Exercise brief> Turn the rows from the line containing "smart-beautify-button[interactable]: 智能美化 ∨" through the line containing "skin-icon[interactable] — [1892, 519, 1916, 543]" into a numbered list, leaving out any blank lines.

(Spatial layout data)
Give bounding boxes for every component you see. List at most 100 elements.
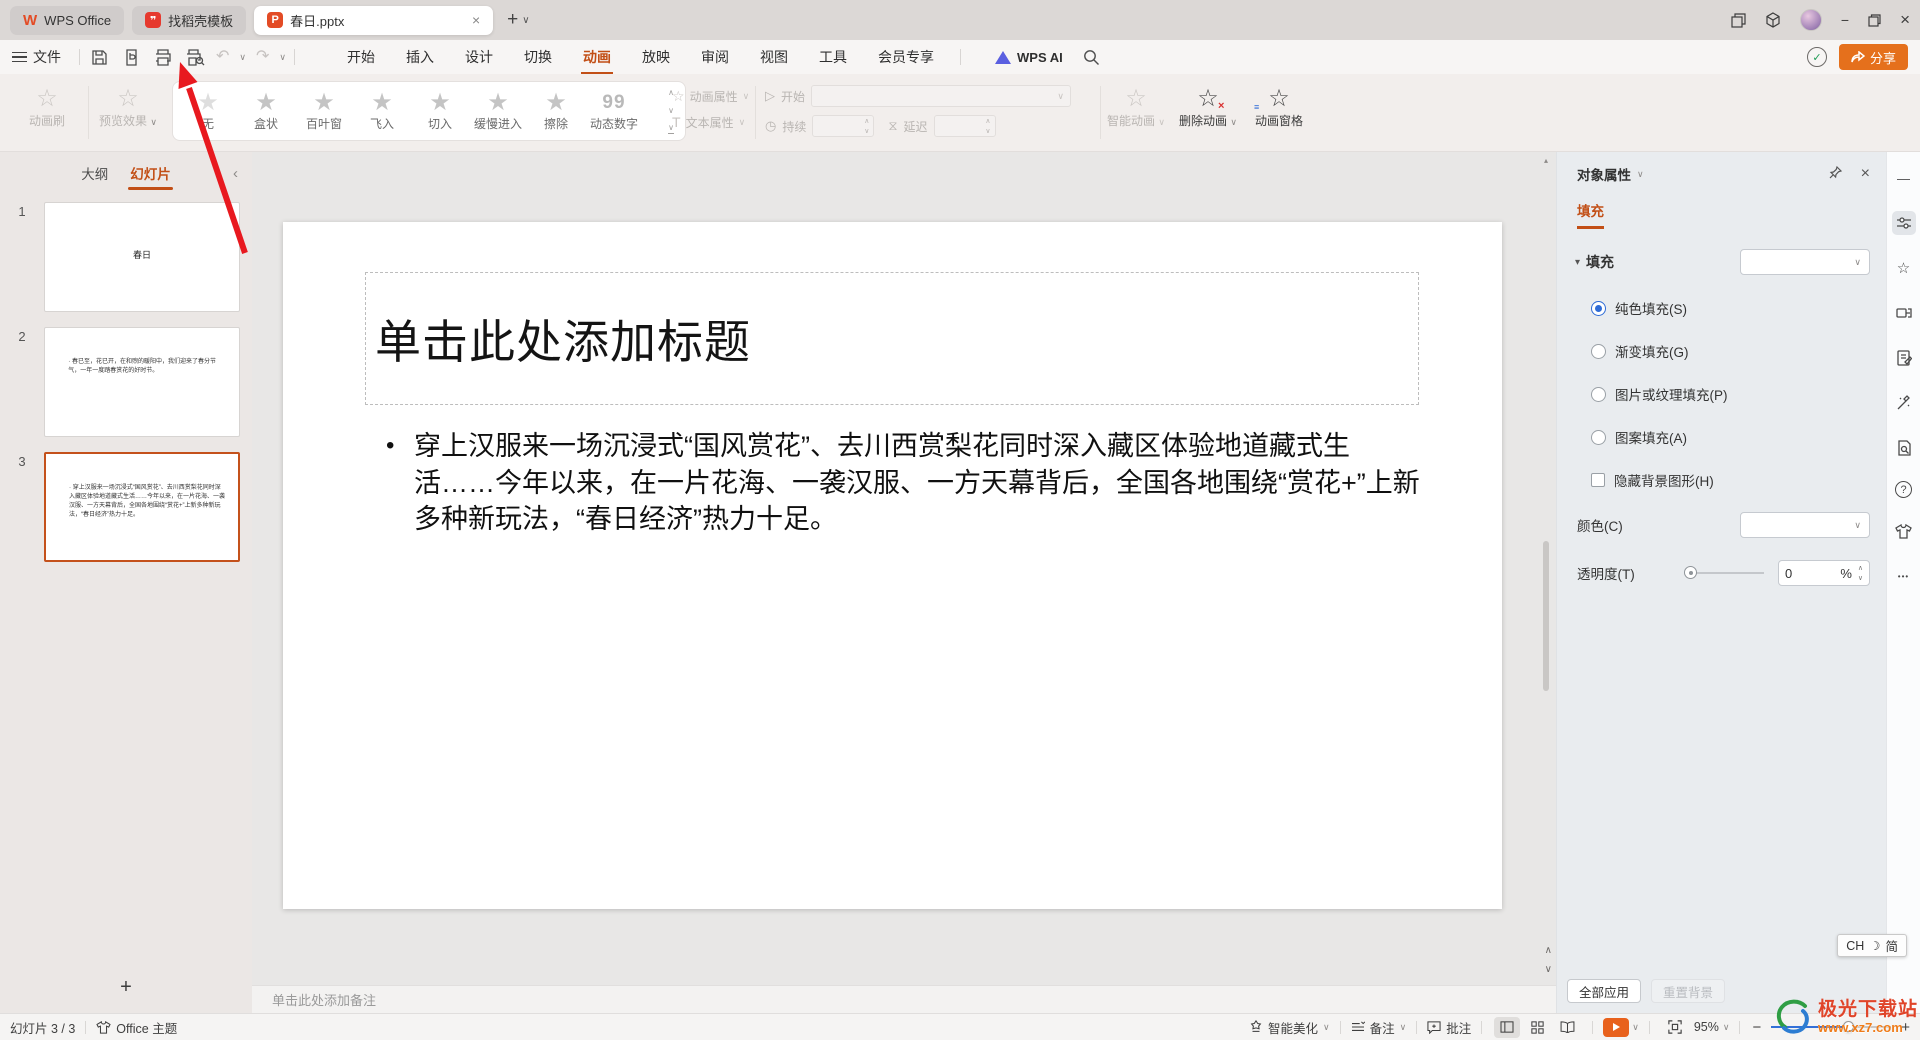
smart-beautify-button[interactable]: 智能美化 ∨ — [1249, 1018, 1330, 1037]
option-picture-fill[interactable]: 图片或纹理填充(P) — [1557, 384, 1886, 404]
gallery-item-cut-in[interactable]: ★ 切入 — [411, 90, 469, 132]
fill-preset-dropdown[interactable]: ∨ — [1740, 249, 1870, 275]
skin-icon[interactable] — [1892, 519, 1916, 543]
scroll-up-icon[interactable]: ▴ — [1541, 156, 1551, 165]
tabs-dropdown-icon[interactable]: ∨ — [522, 15, 529, 26]
play-options-icon[interactable]: ∨ — [1632, 1022, 1639, 1032]
find-rail-icon[interactable] — [1892, 436, 1916, 460]
next-slide-icon[interactable]: ∨ — [1545, 964, 1552, 975]
ime-indicator[interactable]: CH ☽ 简 — [1837, 934, 1907, 957]
wps-ai-button[interactable]: WPS AI — [995, 50, 1063, 65]
gallery-item-slow-enter[interactable]: ★ 缓慢进入 — [469, 90, 527, 132]
hamburger-menu-icon[interactable] — [12, 51, 27, 63]
toolbar-options-icon[interactable]: ∨ — [279, 52, 286, 62]
close-window-icon[interactable]: × — [1900, 10, 1910, 30]
slide-editor[interactable]: 单击此处添加标题 • 穿上汉服来一场沉浸式“国风赏花”、去川西赏梨花同时深入藏区… — [283, 222, 1502, 909]
menu-tools[interactable]: 工具 — [817, 40, 849, 74]
multi-window-icon[interactable] — [1731, 12, 1746, 28]
slide-thumbnail-1[interactable]: 春日 — [44, 202, 240, 312]
zoom-out-button[interactable]: − — [1750, 1019, 1763, 1036]
radio-icon[interactable] — [1591, 343, 1606, 359]
notes-button[interactable]: 备注 ∨ — [1351, 1018, 1406, 1037]
menu-view[interactable]: 视图 — [758, 40, 790, 74]
notes-rail-icon[interactable] — [1892, 346, 1916, 370]
animation-rail-icon[interactable]: ☆ — [1892, 256, 1916, 280]
reading-view-button[interactable] — [1554, 1017, 1580, 1038]
add-tab-icon[interactable]: + — [507, 9, 518, 31]
menu-slideshow[interactable]: 放映 — [640, 40, 672, 74]
scrollbar-thumb[interactable] — [1543, 541, 1549, 691]
menu-transitions[interactable]: 切换 — [522, 40, 554, 74]
spin-down-icon[interactable]: ∨ — [1858, 574, 1863, 582]
restore-window-icon[interactable] — [1868, 13, 1881, 27]
menu-home[interactable]: 开始 — [345, 40, 377, 74]
normal-view-button[interactable] — [1494, 1016, 1521, 1038]
tab-document[interactable]: P 春日.pptx × — [254, 5, 494, 35]
play-slideshow-button[interactable] — [1603, 1017, 1630, 1037]
transition-rail-icon[interactable] — [1892, 301, 1916, 325]
animation-pane-button[interactable]: ☆ ≡ 动画窗格 — [1246, 86, 1312, 129]
option-hide-background[interactable]: 隐藏背景图形(H) — [1557, 470, 1886, 490]
gallery-item-wipe[interactable]: ★ 擦除 — [527, 90, 585, 132]
gallery-item-dynamic-number[interactable]: 99 动态数字 — [585, 91, 643, 132]
gallery-item-blinds[interactable]: ★ 百叶窗 — [295, 90, 353, 132]
pin-icon[interactable] — [1828, 165, 1843, 183]
user-avatar[interactable] — [1799, 9, 1822, 31]
slide-thumbnail-3-selected[interactable]: · 穿上汉服来一场沉浸式“国风赏花”、去川西赏梨花同时深入藏区体验地道藏式生活…… — [44, 452, 240, 562]
object-properties-icon[interactable] — [1891, 211, 1916, 235]
gallery-item-box[interactable]: ★ 盒状 — [237, 90, 295, 132]
beautify-rail-icon[interactable] — [1892, 391, 1916, 415]
fit-slide-button[interactable] — [1662, 1017, 1688, 1038]
radio-icon[interactable] — [1591, 386, 1606, 402]
transparency-spinbox[interactable]: 0 % ∧ ∨ — [1778, 560, 1870, 586]
delete-animation-button[interactable]: ☆ × 删除动画 ∨ — [1174, 86, 1242, 129]
color-dropdown[interactable]: ∨ — [1740, 512, 1870, 538]
search-icon[interactable] — [1083, 49, 1100, 66]
menu-insert[interactable]: 插入 — [404, 40, 436, 74]
notes-bar[interactable]: 单击此处添加备注 — [252, 985, 1556, 1013]
tab-outline[interactable]: 大纲 — [81, 163, 108, 183]
canvas-scrollbar[interactable]: ▴ — [1541, 156, 1551, 917]
print-icon[interactable] — [152, 46, 174, 68]
gallery-item-fly-in[interactable]: ★ 飞入 — [353, 90, 411, 132]
option-gradient-fill[interactable]: 渐变填充(G) — [1557, 341, 1886, 361]
file-menu[interactable]: 文件 — [33, 47, 61, 67]
app-center-icon[interactable] — [1765, 12, 1781, 28]
option-solid-fill[interactable]: 纯色填充(S) — [1557, 298, 1886, 318]
menu-design[interactable]: 设计 — [463, 40, 495, 74]
panel-title-dropdown-icon[interactable]: ∨ — [1637, 169, 1644, 179]
print-preview-icon[interactable] — [184, 46, 206, 68]
spin-up-icon[interactable]: ∧ — [1858, 564, 1863, 572]
tab-slides[interactable]: 幻灯片 — [128, 163, 173, 190]
gallery-item-none[interactable]: ★ 无 — [179, 90, 237, 132]
menu-review[interactable]: 审阅 — [699, 40, 731, 74]
previous-slide-icon[interactable]: ∧ — [1545, 945, 1552, 956]
transparency-slider[interactable] — [1684, 566, 1764, 579]
comments-button[interactable]: 批注 — [1427, 1018, 1471, 1037]
slider-knob[interactable] — [1684, 566, 1697, 579]
cloud-saved-icon[interactable]: ✓ — [1806, 47, 1827, 67]
minimize-window-icon[interactable]: − — [1841, 12, 1849, 28]
zoom-dropdown-icon[interactable]: ∨ — [1723, 1022, 1730, 1032]
tab-wps-home[interactable]: W WPS Office — [10, 5, 125, 35]
collapse-panel-icon[interactable]: ‹ — [233, 165, 238, 182]
close-tab-icon[interactable]: × — [472, 12, 480, 28]
slide-thumbnail-2[interactable]: · 春已至，花已开，在和煦的暖阳中，我们迎来了春分节气，一年一度踏春赏花的好时节… — [44, 327, 240, 437]
menu-member[interactable]: 会员专享 — [876, 40, 936, 74]
theme-button[interactable]: Office 主题 — [96, 1018, 177, 1037]
fill-section-header[interactable]: ▾ 填充 ∨ — [1557, 229, 1886, 275]
close-panel-icon[interactable]: × — [1861, 165, 1870, 183]
body-textbox[interactable]: • 穿上汉服来一场沉浸式“国风赏花”、去川西赏梨花同时深入藏区体验地道藏式生活…… — [380, 428, 1420, 538]
checkbox-icon[interactable] — [1591, 473, 1605, 487]
help-icon[interactable]: ? — [1895, 481, 1912, 498]
save-icon[interactable] — [88, 46, 110, 68]
option-pattern-fill[interactable]: 图案填充(A) — [1557, 427, 1886, 447]
collapse-rail-icon[interactable]: — — [1892, 166, 1916, 190]
add-slide-button[interactable]: + — [0, 976, 252, 999]
title-placeholder[interactable]: 单击此处添加标题 — [365, 272, 1419, 405]
radio-selected-icon[interactable] — [1591, 300, 1606, 316]
menu-animation[interactable]: 动画 — [581, 40, 613, 75]
apply-all-button[interactable]: 全部应用 — [1567, 979, 1642, 1003]
tab-docer-templates[interactable]: ❞ 找稻壳模板 — [132, 5, 247, 35]
export-pdf-icon[interactable] — [120, 46, 142, 68]
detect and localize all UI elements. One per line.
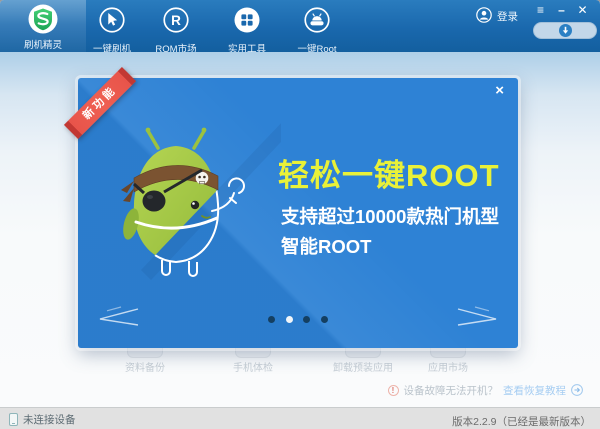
window-controls: ≡ – ✕ — [530, 2, 593, 18]
recovery-question: 设备故障无法开机？ — [404, 383, 499, 398]
svg-text:R: R — [171, 13, 181, 28]
login-label: 登录 — [497, 9, 518, 24]
android-icon — [303, 6, 331, 34]
grid-icon — [233, 6, 261, 34]
modal-subtitle: 支持超过10000款热门机型 智能ROOT — [281, 202, 499, 262]
status-bar: 未连接设备 版本2.2.9（已经是最新版本） — [0, 407, 600, 429]
download-icon — [559, 24, 572, 37]
warning-icon: ! — [388, 385, 399, 396]
tool-label-uninstall[interactable]: 卸载预装应用 — [333, 359, 393, 374]
promo-modal: 新功能 × — [78, 78, 518, 348]
modal-close-icon[interactable]: × — [495, 82, 504, 100]
nav-utilities[interactable]: 实用工具 — [215, 4, 279, 52]
app-window: 刷机精灵 一键刷机 R ROM市场 — [0, 0, 600, 429]
phone-icon — [9, 413, 18, 426]
tool-label-checkup[interactable]: 手机体检 — [233, 359, 273, 374]
carousel-dot[interactable] — [286, 316, 293, 323]
arrow-right-icon[interactable] — [571, 384, 583, 396]
carousel-dot[interactable] — [268, 316, 275, 323]
cursor-icon — [98, 6, 126, 34]
carousel-dot[interactable] — [303, 316, 310, 323]
nav-one-key-flash[interactable]: 一键刷机 — [80, 4, 144, 52]
connection-status: 未连接设备 — [9, 412, 76, 427]
connection-status-text: 未连接设备 — [23, 412, 76, 427]
nav-one-key-root[interactable]: 一键Root — [285, 4, 349, 52]
tool-label-backup[interactable]: 资料备份 — [125, 359, 165, 374]
recovery-tutorial-link[interactable]: 查看恢复教程 — [503, 383, 566, 398]
download-manager-button[interactable] — [533, 22, 597, 39]
toolbar: 刷机精灵 一键刷机 R ROM市场 — [0, 0, 600, 52]
menu-icon[interactable]: ≡ — [530, 2, 551, 18]
user-icon — [476, 7, 492, 26]
modal-subtitle-line1: 支持超过10000款热门机型 — [281, 202, 499, 232]
r-letter-icon: R — [162, 6, 190, 34]
app-logo-tile[interactable]: 刷机精灵 — [0, 0, 86, 52]
tool-label-market[interactable]: 应用市场 — [428, 359, 468, 374]
login-button[interactable]: 登录 — [476, 8, 518, 25]
app-title: 刷机精灵 — [0, 37, 86, 51]
minimize-icon[interactable]: – — [551, 2, 572, 18]
version-info: 版本2.2.9（已经是最新版本） — [452, 414, 591, 429]
app-logo-icon — [28, 4, 58, 34]
carousel-dots — [78, 316, 518, 323]
close-icon[interactable]: ✕ — [572, 2, 593, 18]
modal-headline: 轻松一键ROOT — [278, 150, 500, 195]
recovery-help-bar: ! 设备故障无法开机？ 查看恢复教程 — [388, 383, 584, 397]
modal-subtitle-line2: 智能ROOT — [281, 232, 499, 262]
nav-rom-market[interactable]: R ROM市场 — [144, 4, 208, 52]
carousel-dot[interactable] — [321, 316, 328, 323]
pirate-android-mascot — [106, 118, 281, 308]
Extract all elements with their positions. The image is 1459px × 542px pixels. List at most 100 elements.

Solved problem>
1. smart-beautify-button[interactable]: 智能美化 ∨ — [1249, 1018, 1330, 1037]
2. option-picture-fill[interactable]: 图片或纹理填充(P) — [1557, 384, 1886, 404]
3. gallery-item-cut-in[interactable]: ★ 切入 — [411, 90, 469, 132]
4. fill-preset-dropdown[interactable]: ∨ — [1740, 249, 1870, 275]
5. skin-icon[interactable] — [1892, 519, 1916, 543]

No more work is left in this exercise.